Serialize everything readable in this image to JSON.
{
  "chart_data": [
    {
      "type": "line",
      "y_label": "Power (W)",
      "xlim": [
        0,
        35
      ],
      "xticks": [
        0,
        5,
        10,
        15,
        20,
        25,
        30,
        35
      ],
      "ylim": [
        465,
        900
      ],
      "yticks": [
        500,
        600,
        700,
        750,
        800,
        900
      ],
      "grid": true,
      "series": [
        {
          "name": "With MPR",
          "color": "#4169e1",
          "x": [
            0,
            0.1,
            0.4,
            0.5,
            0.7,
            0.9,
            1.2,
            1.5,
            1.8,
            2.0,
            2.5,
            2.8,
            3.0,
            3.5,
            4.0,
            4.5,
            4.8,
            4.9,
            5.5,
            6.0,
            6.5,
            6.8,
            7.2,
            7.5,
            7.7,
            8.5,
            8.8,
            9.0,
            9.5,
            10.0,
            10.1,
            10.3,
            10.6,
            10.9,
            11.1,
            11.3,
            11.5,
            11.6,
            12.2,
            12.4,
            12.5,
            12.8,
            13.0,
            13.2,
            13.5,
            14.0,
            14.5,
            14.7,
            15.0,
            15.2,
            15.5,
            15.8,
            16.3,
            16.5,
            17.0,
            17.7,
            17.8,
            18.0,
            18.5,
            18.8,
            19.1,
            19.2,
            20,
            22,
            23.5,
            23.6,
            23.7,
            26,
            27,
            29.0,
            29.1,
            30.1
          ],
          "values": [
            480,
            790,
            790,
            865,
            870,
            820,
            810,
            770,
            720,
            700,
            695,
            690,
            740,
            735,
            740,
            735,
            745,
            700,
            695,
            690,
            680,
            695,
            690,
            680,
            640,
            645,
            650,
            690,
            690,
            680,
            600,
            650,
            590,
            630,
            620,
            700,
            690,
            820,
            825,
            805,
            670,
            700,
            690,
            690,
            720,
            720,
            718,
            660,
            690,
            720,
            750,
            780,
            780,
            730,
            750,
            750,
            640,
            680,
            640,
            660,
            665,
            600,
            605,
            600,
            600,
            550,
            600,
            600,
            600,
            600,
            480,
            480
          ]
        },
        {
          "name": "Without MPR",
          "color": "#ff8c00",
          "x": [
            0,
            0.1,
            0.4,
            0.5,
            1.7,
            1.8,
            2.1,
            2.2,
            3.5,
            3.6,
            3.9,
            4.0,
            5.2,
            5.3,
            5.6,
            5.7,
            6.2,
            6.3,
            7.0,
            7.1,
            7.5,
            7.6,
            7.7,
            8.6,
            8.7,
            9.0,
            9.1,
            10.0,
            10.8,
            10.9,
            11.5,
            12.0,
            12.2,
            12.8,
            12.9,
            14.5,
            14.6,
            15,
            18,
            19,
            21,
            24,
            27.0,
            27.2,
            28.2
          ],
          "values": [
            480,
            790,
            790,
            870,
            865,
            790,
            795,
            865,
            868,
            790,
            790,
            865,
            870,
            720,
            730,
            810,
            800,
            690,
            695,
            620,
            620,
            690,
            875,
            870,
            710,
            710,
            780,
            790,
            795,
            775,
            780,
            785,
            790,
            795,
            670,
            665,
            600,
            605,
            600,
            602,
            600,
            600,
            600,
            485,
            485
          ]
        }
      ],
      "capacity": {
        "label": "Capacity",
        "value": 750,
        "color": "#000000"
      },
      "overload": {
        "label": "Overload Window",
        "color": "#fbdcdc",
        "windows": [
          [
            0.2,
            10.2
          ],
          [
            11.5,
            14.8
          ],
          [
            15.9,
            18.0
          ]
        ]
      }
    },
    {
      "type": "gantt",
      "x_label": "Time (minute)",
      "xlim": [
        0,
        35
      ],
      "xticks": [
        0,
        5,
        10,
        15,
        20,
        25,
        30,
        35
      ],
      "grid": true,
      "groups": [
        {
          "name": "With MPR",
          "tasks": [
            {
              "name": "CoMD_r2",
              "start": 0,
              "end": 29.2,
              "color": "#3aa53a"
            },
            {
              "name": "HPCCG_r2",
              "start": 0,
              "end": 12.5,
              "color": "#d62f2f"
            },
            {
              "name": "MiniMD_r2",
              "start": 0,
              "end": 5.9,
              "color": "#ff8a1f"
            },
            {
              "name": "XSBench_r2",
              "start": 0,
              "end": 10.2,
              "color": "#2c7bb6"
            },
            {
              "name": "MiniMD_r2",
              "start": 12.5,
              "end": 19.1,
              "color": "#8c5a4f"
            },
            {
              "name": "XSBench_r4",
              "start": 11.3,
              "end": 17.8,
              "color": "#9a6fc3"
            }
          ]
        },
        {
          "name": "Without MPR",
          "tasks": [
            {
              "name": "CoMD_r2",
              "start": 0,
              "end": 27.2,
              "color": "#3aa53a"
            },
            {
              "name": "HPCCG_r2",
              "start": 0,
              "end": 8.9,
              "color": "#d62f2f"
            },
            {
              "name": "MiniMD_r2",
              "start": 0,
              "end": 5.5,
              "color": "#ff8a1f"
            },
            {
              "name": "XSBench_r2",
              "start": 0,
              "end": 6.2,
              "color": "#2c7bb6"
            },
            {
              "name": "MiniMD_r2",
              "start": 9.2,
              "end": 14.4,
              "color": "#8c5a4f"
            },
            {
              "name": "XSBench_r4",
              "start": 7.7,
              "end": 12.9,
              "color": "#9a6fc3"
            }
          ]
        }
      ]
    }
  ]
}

=-=-=-=-=

:: What the task asks ::
Give back all the records exactly as they stand.

:: Response ::
Serialize everything readable in this image to JSON.
{
  "chart_data": [
    {
      "type": "line",
      "y_label": "Power (W)",
      "xlim": [
        0,
        35
      ],
      "xticks": [
        0,
        5,
        10,
        15,
        20,
        25,
        30,
        35
      ],
      "ylim": [
        465,
        900
      ],
      "yticks": [
        500,
        600,
        700,
        750,
        800,
        900
      ],
      "grid": true,
      "series": [
        {
          "name": "With MPR",
          "color": "#4169e1",
          "x": [
            0,
            0.1,
            0.4,
            0.5,
            0.7,
            0.9,
            1.2,
            1.5,
            1.8,
            2.0,
            2.5,
            2.8,
            3.0,
            3.5,
            4.0,
            4.5,
            4.8,
            4.9,
            5.5,
            6.0,
            6.5,
            6.8,
            7.2,
            7.5,
            7.7,
            8.5,
            8.8,
            9.0,
            9.5,
            10.0,
            10.1,
            10.3,
            10.6,
            10.9,
            11.1,
            11.3,
            11.5,
            11.6,
            12.2,
            12.4,
            12.5,
            12.8,
            13.0,
            13.2,
            13.5,
            14.0,
            14.5,
            14.7,
            15.0,
            15.2,
            15.5,
            15.8,
            16.3,
            16.5,
            17.0,
            17.7,
            17.8,
            18.0,
            18.5,
            18.8,
            19.1,
            19.2,
            20,
            22,
            23.5,
            23.6,
            23.7,
            26,
            27,
            29.0,
            29.1,
            30.1
          ],
          "values": [
            480,
            790,
            790,
            865,
            870,
            820,
            810,
            770,
            720,
            700,
            695,
            690,
            740,
            735,
            740,
            735,
            745,
            700,
            695,
            690,
            680,
            695,
            690,
            680,
            640,
            645,
            650,
            690,
            690,
            680,
            600,
            650,
            590,
            630,
            620,
            700,
            690,
            820,
            825,
            805,
            670,
            700,
            690,
            690,
            720,
            720,
            718,
            660,
            690,
            720,
            750,
            780,
            780,
            730,
            750,
            750,
            640,
            680,
            640,
            660,
            665,
            600,
            605,
            600,
            600,
            550,
            600,
            600,
            600,
            600,
            480,
            480
          ]
        },
        {
          "name": "Without MPR",
          "color": "#ff8c00",
          "x": [
            0,
            0.1,
            0.4,
            0.5,
            1.7,
            1.8,
            2.1,
            2.2,
            3.5,
            3.6,
            3.9,
            4.0,
            5.2,
            5.3,
            5.6,
            5.7,
            6.2,
            6.3,
            7.0,
            7.1,
            7.5,
            7.6,
            7.7,
            8.6,
            8.7,
            9.0,
            9.1,
            10.0,
            10.8,
            10.9,
            11.5,
            12.0,
            12.2,
            12.8,
            12.9,
            14.5,
            14.6,
            15,
            18,
            19,
            21,
            24,
            27.0,
            27.2,
            28.2
          ],
          "values": [
            480,
            790,
            790,
            870,
            865,
            790,
            795,
            865,
            868,
            790,
            790,
            865,
            870,
            720,
            730,
            810,
            800,
            690,
            695,
            620,
            620,
            690,
            875,
            870,
            710,
            710,
            780,
            790,
            795,
            775,
            780,
            785,
            790,
            795,
            670,
            665,
            600,
            605,
            600,
            602,
            600,
            600,
            600,
            485,
            485
          ]
        }
      ],
      "capacity": {
        "label": "Capacity",
        "value": 750,
        "color": "#000000"
      },
      "overload": {
        "label": "Overload Window",
        "color": "#fbdcdc",
        "windows": [
          [
            0.2,
            10.2
          ],
          [
            11.5,
            14.8
          ],
          [
            15.9,
            18.0
          ]
        ]
      }
    },
    {
      "type": "gantt",
      "x_label": "Time (minute)",
      "xlim": [
        0,
        35
      ],
      "xticks": [
        0,
        5,
        10,
        15,
        20,
        25,
        30,
        35
      ],
      "grid": true,
      "groups": [
        {
          "name": "With MPR",
          "tasks": [
            {
              "name": "CoMD_r2",
              "start": 0,
              "end": 29.2,
              "color": "#3aa53a"
            },
            {
              "name": "HPCCG_r2",
              "start": 0,
              "end": 12.5,
              "color": "#d62f2f"
            },
            {
              "name": "MiniMD_r2",
              "start": 0,
              "end": 5.9,
              "color": "#ff8a1f"
            },
            {
              "name": "XSBench_r2",
              "start": 0,
              "end": 10.2,
              "color": "#2c7bb6"
            },
            {
              "name": "MiniMD_r2",
              "start": 12.5,
              "end": 19.1,
              "color": "#8c5a4f"
            },
            {
              "name": "XSBench_r4",
              "start": 11.3,
              "end": 17.8,
              "color": "#9a6fc3"
            }
          ]
        },
        {
          "name": "Without MPR",
          "tasks": [
            {
              "name": "CoMD_r2",
              "start": 0,
              "end": 27.2,
              "color": "#3aa53a"
            },
            {
              "name": "HPCCG_r2",
              "start": 0,
              "end": 8.9,
              "color": "#d62f2f"
            },
            {
              "name": "MiniMD_r2",
              "start": 0,
              "end": 5.5,
              "color": "#ff8a1f"
            },
            {
              "name": "XSBench_r2",
              "start": 0,
              "end": 6.2,
              "color": "#2c7bb6"
            },
            {
              "name": "MiniMD_r2",
              "start": 9.2,
              "end": 14.4,
              "color": "#8c5a4f"
            },
            {
              "name": "XSBench_r4",
              "start": 7.7,
              "end": 12.9,
              "color": "#9a6fc3"
            }
          ]
        }
      ]
    }
  ]
}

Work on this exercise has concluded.